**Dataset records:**
..............................
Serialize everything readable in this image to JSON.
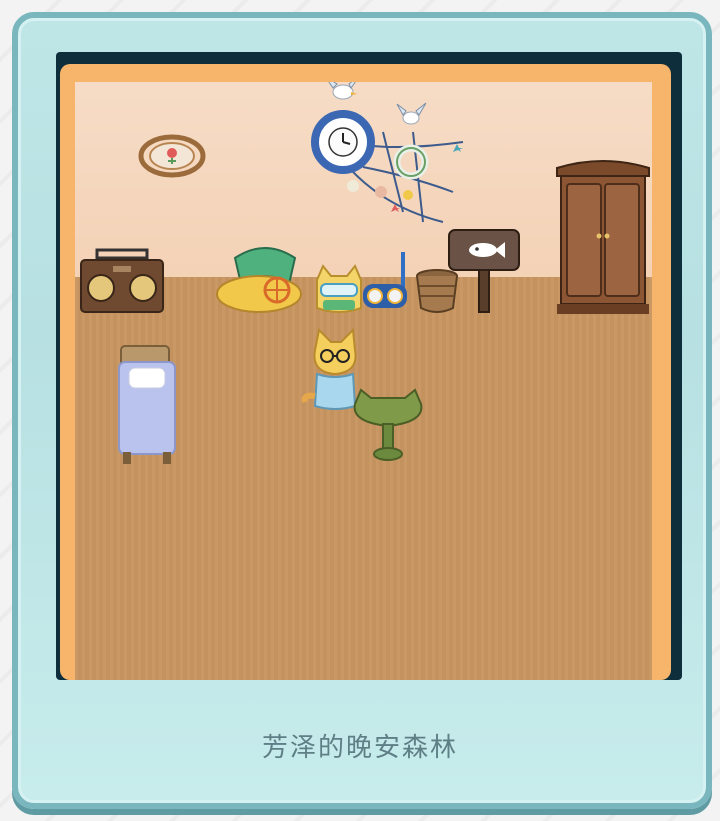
{
  "caption": "芳泽的晚安森林",
  "colors": {
    "card_bg": "#bfe6e7",
    "card_border": "#79b6bd",
    "frame_dark": "#0e2e3c",
    "wall": "#f4d2b6",
    "floor": "#c79560",
    "wall_trim": "#f6b56b",
    "caption_text": "#5f7f86"
  },
  "scene": {
    "items": [
      {
        "name": "flower-wall-frame-icon"
      },
      {
        "name": "ship-wheel-clock-decoration-icon"
      },
      {
        "name": "seagull-icon"
      },
      {
        "name": "boombox-radio-icon"
      },
      {
        "name": "beach-cradle-icon"
      },
      {
        "name": "cat-plush-goggles-icon"
      },
      {
        "name": "snorkel-goggles-icon"
      },
      {
        "name": "woven-basket-icon"
      },
      {
        "name": "fish-signpost-icon"
      },
      {
        "name": "wooden-wardrobe-icon"
      },
      {
        "name": "single-bed-icon"
      },
      {
        "name": "cat-character-icon"
      },
      {
        "name": "cat-table-icon"
      }
    ]
  }
}
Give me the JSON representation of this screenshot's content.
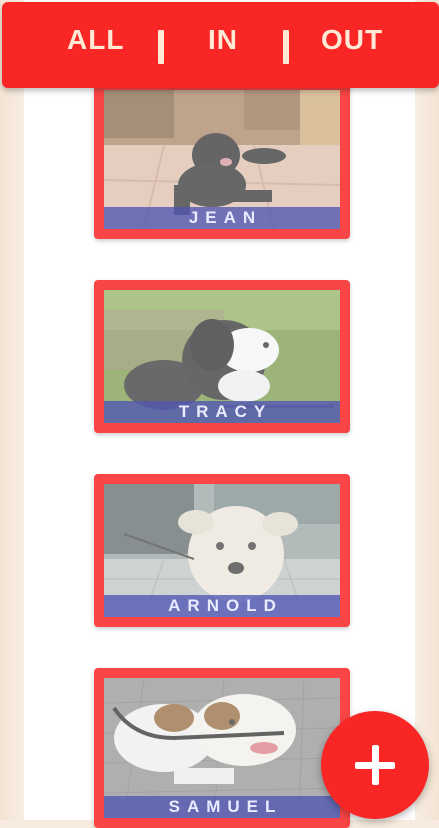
{
  "filters": {
    "all": "ALL",
    "in": "IN",
    "out": "OUT"
  },
  "dogs": [
    {
      "name": "JEAN"
    },
    {
      "name": "TRACY"
    },
    {
      "name": "ARNOLD"
    },
    {
      "name": "SAMUEL"
    }
  ],
  "fab": {
    "icon": "plus-icon"
  },
  "colors": {
    "accent": "#f92626",
    "card": "#f94545",
    "name_band": "#5056b4",
    "filter_text": "#fde9d5"
  }
}
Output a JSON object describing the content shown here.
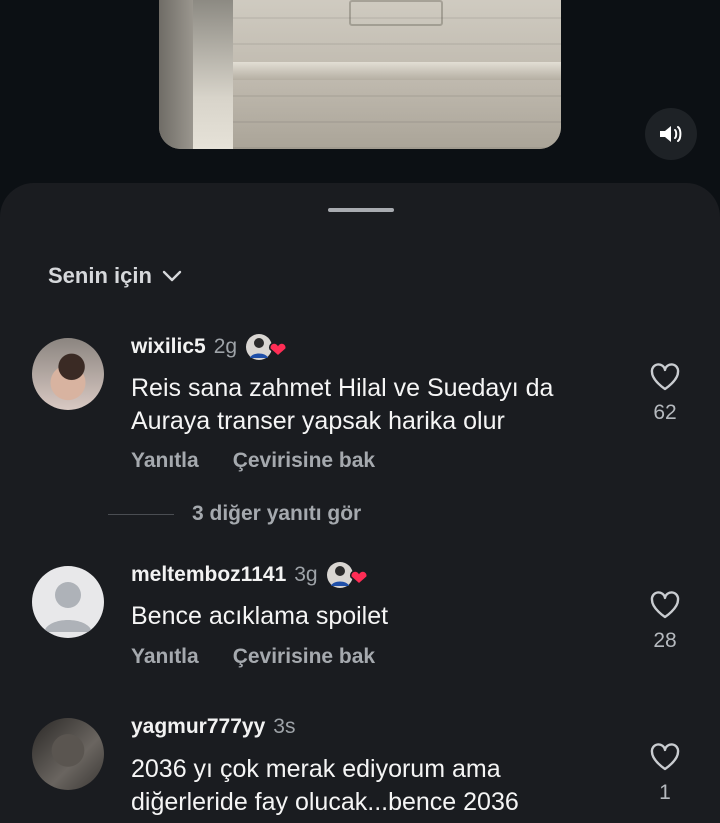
{
  "sort": {
    "label": "Senin için"
  },
  "view_more": {
    "label": "3 diğer yanıtı gör"
  },
  "comments": [
    {
      "username": "wixilic5",
      "time": "2g",
      "text": "Reis sana zahmet Hilal ve Suedayı da Auraya transer yapsak harika olur",
      "reply": "Yanıtla",
      "translate": "Çevirisine bak",
      "likes": "62"
    },
    {
      "username": "meltemboz1141",
      "time": "3g",
      "text": "Bence acıklama spoilet",
      "reply": "Yanıtla",
      "translate": "Çevirisine bak",
      "likes": "28"
    },
    {
      "username": "yagmur777yy",
      "time": "3s",
      "text": "2036 yı çok merak ediyorum ama diğerleride fay olucak...bence 2036",
      "likes": "1"
    }
  ],
  "colors": {
    "sheet": "#1a1c20",
    "background": "#0c1014",
    "heart_badge": "#ff2d55"
  }
}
..............................
**What is required:**
Copy all the lines above that hold the string "JSON".

**Response to the exercise:**
Serialize everything readable in this image to JSON.
Give me the JSON representation of this screenshot's content.
Output a JSON object describing the content shown here.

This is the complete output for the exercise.